CHALLENGE » Leave out the pictures and restate the rest of the data exactly.

(Stored entries)
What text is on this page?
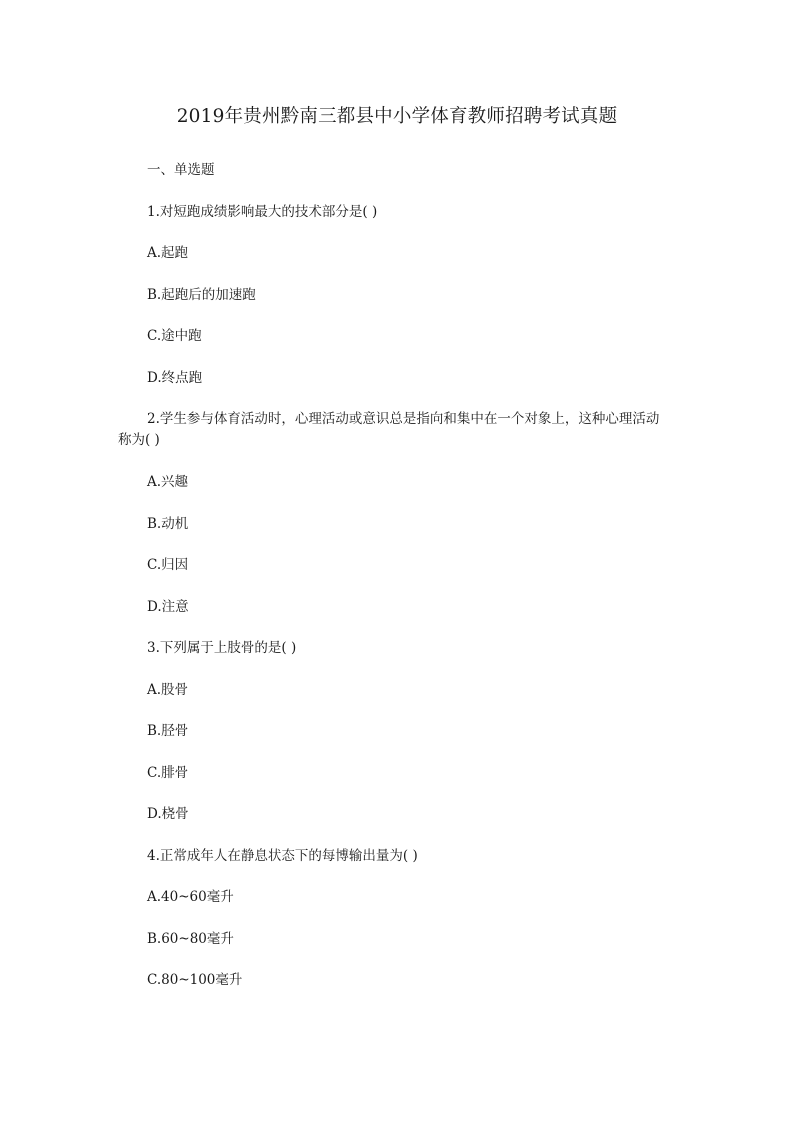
2019年贵州黔南三都县中小学体育教师招聘考试真题
一、单选题
1.对短跑成绩影响最大的技术部分是( )
A.起跑
B.起跑后的加速跑
C.途中跑
D.终点跑
2.学生参与体育活动时，心理活动或意识总是指向和集中在一个对象上，这种心理活动称为( )
A.兴趣
B.动机
C.归因
D.注意
3.下列属于上肢骨的是( )
A.股骨
B.胫骨
C.腓骨
D.桡骨
4.正常成年人在静息状态下的每博输出量为( )
A.40~60毫升
B.60~80毫升
C.80~100毫升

SOLUTION TO THIS TASK »
What text is on this page?
2019年贵州黔南三都县中小学体育教师招聘考试真题
一、单选题
1.对短跑成绩影响最大的技术部分是( )
A.起跑
B.起跑后的加速跑
C.途中跑
D.终点跑
2.学生参与体育活动时，心理活动或意识总是指向和集中在一个对象上，这种心理活动称为( )
A.兴趣
B.动机
C.归因
D.注意
3.下列属于上肢骨的是( )
A.股骨
B.胫骨
C.腓骨
D.桡骨
4.正常成年人在静息状态下的每博输出量为( )
A.40~60毫升
B.60~80毫升
C.80~100毫升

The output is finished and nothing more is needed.